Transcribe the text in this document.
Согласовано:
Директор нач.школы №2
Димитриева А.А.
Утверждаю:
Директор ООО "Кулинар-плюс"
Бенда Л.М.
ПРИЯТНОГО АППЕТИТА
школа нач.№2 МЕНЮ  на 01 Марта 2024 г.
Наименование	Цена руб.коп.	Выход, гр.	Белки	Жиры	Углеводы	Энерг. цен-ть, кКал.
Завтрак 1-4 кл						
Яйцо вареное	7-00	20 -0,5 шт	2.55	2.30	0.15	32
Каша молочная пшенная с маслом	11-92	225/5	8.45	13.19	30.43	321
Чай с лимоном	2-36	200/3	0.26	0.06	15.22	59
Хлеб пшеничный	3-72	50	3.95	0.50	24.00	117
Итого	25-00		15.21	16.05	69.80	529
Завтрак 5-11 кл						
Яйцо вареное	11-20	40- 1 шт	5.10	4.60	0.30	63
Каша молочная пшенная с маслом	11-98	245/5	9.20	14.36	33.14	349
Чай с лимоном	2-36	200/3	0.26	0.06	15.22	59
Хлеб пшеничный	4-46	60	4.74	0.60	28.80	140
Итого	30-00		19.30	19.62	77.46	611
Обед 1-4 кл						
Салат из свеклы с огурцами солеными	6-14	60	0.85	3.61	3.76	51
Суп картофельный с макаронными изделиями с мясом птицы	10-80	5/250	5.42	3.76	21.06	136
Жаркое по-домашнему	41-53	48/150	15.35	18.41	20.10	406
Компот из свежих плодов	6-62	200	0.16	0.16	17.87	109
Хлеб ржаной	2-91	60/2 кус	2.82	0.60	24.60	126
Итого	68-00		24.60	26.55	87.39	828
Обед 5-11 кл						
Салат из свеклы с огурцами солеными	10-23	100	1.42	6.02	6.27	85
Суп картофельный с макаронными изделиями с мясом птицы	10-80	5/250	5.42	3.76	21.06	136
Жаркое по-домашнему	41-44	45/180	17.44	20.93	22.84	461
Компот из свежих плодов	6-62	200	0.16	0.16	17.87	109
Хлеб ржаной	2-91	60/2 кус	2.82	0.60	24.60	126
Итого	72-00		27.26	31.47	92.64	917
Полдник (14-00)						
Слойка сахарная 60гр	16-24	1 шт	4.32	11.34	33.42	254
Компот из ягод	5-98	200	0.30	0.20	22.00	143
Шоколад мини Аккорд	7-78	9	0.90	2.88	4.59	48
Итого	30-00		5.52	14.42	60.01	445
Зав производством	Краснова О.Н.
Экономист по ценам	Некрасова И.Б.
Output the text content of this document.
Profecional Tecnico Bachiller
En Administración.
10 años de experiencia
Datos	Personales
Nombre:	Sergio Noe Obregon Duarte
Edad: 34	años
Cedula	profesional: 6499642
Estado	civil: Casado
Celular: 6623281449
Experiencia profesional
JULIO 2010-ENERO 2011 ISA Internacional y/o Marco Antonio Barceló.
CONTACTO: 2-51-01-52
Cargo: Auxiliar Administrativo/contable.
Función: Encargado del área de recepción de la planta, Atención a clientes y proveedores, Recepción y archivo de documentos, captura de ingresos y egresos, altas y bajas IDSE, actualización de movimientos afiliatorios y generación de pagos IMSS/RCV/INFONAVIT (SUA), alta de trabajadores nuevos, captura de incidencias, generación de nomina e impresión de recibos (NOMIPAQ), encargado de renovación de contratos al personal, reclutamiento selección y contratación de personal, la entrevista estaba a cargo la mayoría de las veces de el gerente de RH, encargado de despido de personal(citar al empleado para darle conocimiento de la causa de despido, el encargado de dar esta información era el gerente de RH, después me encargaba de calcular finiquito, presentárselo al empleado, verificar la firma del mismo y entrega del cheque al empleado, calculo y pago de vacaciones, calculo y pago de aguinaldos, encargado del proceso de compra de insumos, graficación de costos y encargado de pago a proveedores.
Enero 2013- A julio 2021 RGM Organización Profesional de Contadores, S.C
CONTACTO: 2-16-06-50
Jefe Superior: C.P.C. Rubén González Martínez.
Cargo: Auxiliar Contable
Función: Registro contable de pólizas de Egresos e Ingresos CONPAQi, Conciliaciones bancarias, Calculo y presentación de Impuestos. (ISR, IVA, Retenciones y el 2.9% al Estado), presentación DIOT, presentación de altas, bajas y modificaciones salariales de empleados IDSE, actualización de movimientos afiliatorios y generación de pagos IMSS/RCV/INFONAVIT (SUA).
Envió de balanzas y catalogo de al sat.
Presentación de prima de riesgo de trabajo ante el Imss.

******************************

■ What is required ■
Of the lines above, copy each that contains "молочная".

■ Written reply ■
Каша молочная пшенная с маслом	11-92	225/5	8.45	13.19	30.43	321
Каша молочная пшенная с маслом	11-98	245/5	9.20	14.36	33.14	349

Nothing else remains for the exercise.